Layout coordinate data
## start
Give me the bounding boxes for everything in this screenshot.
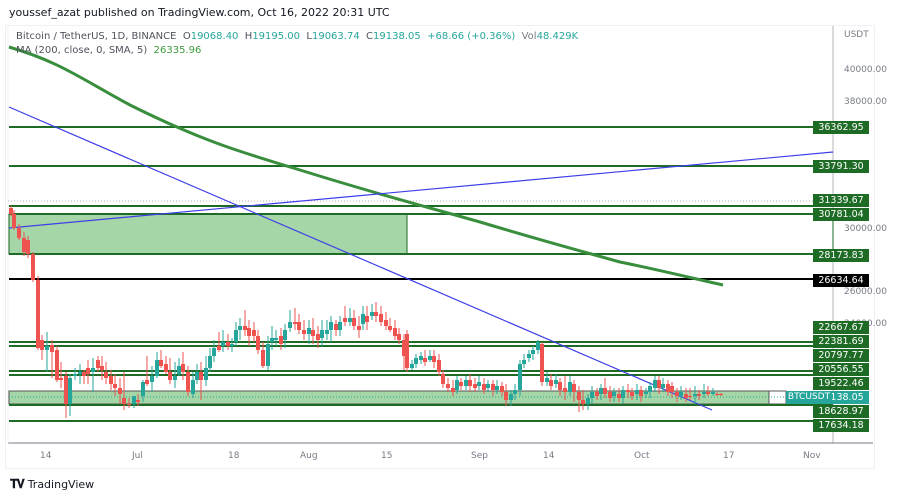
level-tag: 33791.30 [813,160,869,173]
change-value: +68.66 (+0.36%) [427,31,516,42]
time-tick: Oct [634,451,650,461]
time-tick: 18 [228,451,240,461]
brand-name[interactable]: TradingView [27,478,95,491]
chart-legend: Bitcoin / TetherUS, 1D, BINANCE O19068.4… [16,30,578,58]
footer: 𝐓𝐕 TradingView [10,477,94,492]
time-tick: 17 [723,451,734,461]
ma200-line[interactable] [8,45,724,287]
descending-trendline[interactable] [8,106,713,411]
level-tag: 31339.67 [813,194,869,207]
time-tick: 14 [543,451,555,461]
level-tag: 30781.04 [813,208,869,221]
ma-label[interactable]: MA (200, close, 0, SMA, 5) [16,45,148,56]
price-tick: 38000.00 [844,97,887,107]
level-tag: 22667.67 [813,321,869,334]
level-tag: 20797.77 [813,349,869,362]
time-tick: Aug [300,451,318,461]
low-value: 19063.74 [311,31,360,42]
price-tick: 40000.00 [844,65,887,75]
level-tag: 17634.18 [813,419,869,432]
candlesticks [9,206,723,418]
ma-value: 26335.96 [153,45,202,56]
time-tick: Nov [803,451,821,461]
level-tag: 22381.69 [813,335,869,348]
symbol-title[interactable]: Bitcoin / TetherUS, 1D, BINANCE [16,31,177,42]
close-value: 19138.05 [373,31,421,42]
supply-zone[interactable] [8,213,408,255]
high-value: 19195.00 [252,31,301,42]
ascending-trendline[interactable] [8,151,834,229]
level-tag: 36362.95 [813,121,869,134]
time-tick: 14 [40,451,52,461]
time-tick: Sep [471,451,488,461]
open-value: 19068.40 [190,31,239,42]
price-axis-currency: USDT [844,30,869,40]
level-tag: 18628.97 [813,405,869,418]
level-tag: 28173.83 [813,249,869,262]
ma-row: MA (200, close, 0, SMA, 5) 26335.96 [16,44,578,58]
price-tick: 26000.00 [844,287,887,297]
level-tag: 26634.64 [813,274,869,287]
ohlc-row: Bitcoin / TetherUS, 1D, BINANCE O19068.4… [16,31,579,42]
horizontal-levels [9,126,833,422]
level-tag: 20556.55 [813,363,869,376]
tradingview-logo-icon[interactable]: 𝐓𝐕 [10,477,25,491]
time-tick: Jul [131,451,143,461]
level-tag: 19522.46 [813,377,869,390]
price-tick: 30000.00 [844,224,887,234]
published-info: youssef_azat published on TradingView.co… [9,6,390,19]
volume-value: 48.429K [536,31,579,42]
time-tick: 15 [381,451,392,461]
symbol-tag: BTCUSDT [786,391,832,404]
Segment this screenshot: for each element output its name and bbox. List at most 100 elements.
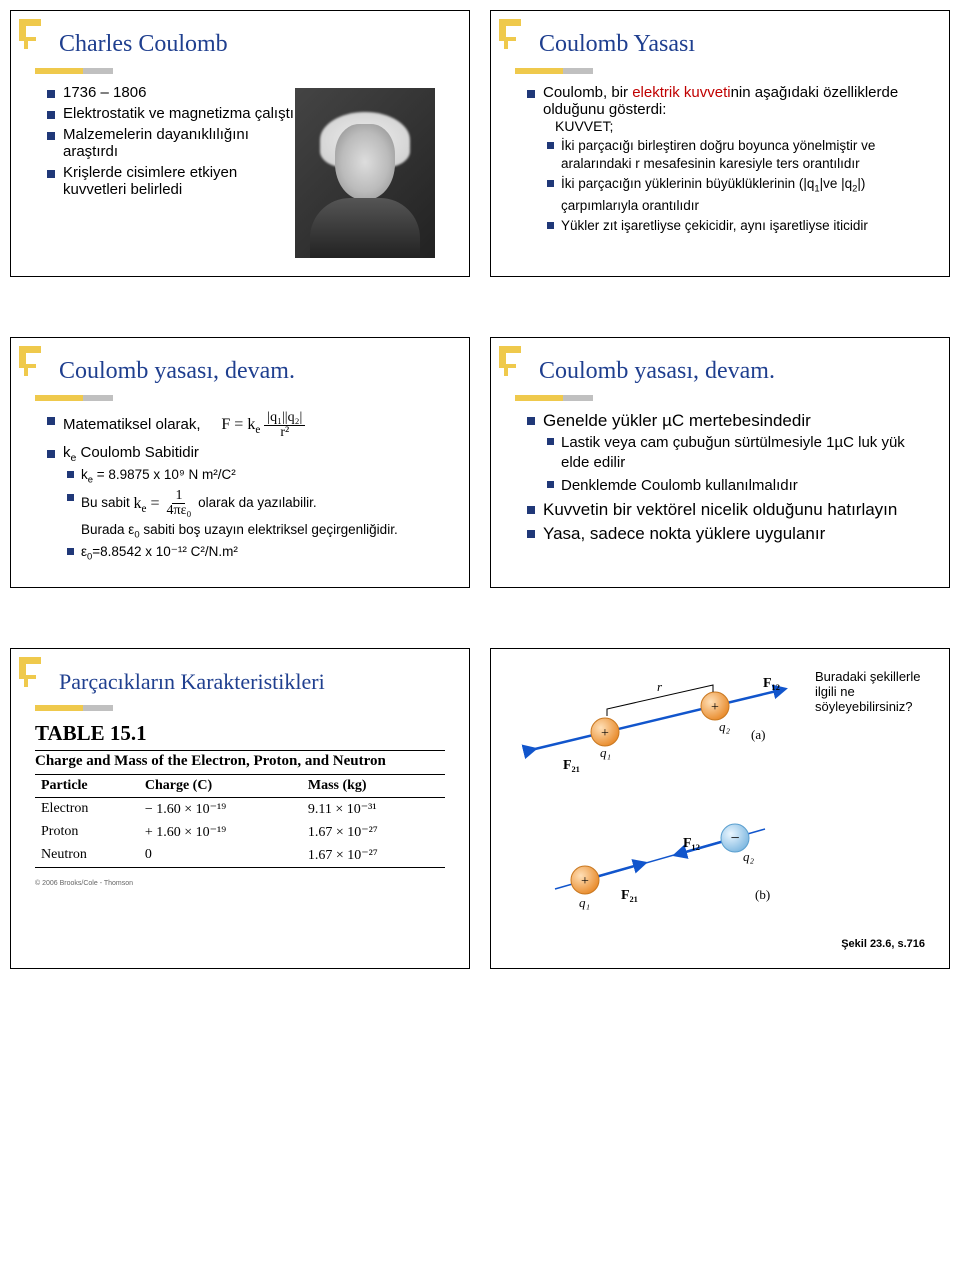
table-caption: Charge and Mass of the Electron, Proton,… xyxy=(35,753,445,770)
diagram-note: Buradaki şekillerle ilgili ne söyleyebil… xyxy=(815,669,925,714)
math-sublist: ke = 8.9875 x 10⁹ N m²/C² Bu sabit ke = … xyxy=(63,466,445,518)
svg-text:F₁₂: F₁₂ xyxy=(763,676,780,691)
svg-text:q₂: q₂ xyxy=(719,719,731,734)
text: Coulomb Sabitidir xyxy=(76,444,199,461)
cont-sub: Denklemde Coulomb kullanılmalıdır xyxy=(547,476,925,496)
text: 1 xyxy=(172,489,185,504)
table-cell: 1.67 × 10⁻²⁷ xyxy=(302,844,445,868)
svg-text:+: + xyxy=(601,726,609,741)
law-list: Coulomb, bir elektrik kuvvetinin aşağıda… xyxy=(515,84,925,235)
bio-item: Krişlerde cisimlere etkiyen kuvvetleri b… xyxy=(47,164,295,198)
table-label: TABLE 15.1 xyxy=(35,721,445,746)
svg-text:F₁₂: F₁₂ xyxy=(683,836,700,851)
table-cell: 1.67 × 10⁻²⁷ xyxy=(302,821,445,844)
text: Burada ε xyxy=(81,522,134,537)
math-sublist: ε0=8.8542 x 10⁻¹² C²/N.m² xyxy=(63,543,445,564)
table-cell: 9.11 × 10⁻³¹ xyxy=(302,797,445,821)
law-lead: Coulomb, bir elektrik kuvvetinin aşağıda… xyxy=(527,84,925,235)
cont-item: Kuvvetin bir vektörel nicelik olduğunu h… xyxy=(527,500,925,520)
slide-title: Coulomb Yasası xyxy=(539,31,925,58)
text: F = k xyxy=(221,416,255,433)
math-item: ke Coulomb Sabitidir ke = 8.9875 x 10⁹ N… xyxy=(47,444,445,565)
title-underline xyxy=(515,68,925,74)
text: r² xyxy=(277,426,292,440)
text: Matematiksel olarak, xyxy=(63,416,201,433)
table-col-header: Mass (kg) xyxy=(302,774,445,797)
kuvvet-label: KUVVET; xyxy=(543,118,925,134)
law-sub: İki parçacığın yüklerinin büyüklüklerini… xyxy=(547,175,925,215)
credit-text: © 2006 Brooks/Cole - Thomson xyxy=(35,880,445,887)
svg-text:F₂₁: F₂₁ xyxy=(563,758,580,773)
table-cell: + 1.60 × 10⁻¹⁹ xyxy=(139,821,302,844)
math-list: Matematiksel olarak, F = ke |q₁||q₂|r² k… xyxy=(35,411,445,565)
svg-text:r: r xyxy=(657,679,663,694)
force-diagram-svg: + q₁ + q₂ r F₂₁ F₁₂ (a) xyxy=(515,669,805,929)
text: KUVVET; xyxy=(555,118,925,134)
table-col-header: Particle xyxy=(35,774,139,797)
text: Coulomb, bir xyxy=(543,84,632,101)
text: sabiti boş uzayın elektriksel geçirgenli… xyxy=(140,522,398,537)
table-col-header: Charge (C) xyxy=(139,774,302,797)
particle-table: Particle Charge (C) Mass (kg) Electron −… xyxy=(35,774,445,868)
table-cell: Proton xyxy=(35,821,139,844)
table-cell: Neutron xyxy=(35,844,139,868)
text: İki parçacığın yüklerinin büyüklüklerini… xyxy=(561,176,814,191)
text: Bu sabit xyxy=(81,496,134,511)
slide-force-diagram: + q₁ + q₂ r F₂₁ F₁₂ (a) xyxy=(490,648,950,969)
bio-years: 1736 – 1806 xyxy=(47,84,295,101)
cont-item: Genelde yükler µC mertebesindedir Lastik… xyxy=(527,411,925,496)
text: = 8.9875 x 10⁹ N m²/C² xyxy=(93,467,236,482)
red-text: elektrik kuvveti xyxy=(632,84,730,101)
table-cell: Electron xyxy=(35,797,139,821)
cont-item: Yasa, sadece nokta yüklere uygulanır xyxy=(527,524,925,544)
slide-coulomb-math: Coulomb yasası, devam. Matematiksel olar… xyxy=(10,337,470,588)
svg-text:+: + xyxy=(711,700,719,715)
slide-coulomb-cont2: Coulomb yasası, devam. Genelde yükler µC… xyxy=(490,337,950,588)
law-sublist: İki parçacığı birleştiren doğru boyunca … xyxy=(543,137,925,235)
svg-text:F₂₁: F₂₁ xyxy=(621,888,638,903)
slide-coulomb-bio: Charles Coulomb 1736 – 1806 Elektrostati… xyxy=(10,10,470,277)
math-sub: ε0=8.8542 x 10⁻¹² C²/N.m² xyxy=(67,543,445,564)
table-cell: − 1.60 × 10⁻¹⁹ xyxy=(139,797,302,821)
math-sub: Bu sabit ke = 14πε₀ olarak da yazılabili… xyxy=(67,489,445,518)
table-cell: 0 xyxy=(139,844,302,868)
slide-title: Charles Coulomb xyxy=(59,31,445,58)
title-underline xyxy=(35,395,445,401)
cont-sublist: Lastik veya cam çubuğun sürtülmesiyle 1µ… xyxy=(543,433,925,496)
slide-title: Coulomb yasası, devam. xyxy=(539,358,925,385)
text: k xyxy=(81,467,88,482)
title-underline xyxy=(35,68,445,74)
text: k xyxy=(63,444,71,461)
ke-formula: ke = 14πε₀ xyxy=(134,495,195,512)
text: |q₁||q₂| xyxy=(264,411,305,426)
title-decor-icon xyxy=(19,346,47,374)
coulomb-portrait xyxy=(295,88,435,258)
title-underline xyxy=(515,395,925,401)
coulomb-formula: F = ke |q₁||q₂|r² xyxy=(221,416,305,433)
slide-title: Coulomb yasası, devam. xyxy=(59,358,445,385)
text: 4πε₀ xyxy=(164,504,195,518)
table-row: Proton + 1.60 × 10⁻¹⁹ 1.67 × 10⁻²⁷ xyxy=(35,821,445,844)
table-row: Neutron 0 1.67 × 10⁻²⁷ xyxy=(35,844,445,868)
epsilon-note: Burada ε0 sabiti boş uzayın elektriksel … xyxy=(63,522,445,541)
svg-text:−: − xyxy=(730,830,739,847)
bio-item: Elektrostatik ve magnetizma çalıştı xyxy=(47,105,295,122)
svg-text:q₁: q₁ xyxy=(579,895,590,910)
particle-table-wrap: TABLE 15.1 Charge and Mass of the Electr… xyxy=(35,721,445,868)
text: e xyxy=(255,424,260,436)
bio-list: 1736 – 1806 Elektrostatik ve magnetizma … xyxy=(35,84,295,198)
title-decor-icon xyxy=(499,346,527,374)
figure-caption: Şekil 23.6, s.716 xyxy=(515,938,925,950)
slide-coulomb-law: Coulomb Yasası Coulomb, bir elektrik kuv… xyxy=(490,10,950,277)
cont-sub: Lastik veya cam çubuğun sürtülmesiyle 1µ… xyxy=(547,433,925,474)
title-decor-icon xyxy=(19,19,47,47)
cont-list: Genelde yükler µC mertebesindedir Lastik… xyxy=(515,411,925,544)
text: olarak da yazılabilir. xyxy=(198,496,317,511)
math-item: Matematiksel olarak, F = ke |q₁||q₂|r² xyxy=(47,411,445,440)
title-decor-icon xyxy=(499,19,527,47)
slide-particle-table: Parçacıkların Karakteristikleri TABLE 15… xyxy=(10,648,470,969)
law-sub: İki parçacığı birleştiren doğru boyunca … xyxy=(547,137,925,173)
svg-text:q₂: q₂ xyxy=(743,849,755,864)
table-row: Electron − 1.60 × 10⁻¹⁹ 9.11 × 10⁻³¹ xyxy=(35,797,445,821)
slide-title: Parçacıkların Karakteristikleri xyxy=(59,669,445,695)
## end
* Required work *
Can you edit everything from "level-tag: 33791.30 [813,160,869,173]" down to "time-tick: Aug [300,451,318,461]" so that "level-tag" becomes "price-level", leaving the rest untouched and giving back only those lines?

* Output of the exercise *
price-level: 33791.30 [813,160,869,173]
change-value: +68.66 (+0.36%) [427,31,516,42]
time-tick: Oct [634,451,650,461]
time-tick: 18 [228,451,240,461]
brand-name[interactable]: TradingView [27,478,95,491]
chart-legend: Bitcoin / TetherUS, 1D, BINANCE O19068.4… [16,30,578,58]
footer: 𝐓𝐕 TradingView [10,477,94,492]
time-tick: 17 [723,451,734,461]
ma200-line[interactable] [8,45,724,287]
descending-trendline[interactable] [8,106,713,411]
price-level: 31339.67 [813,194,869,207]
time-tick: 14 [543,451,555,461]
price-level: 30781.04 [813,208,869,221]
ma-label[interactable]: MA (200, close, 0, SMA, 5) [16,45,148,56]
price-tick: 38000.00 [844,97,887,107]
price-level: 22667.67 [813,321,869,334]
price-level: 20797.77 [813,349,869,362]
time-tick: Aug [300,451,318,461]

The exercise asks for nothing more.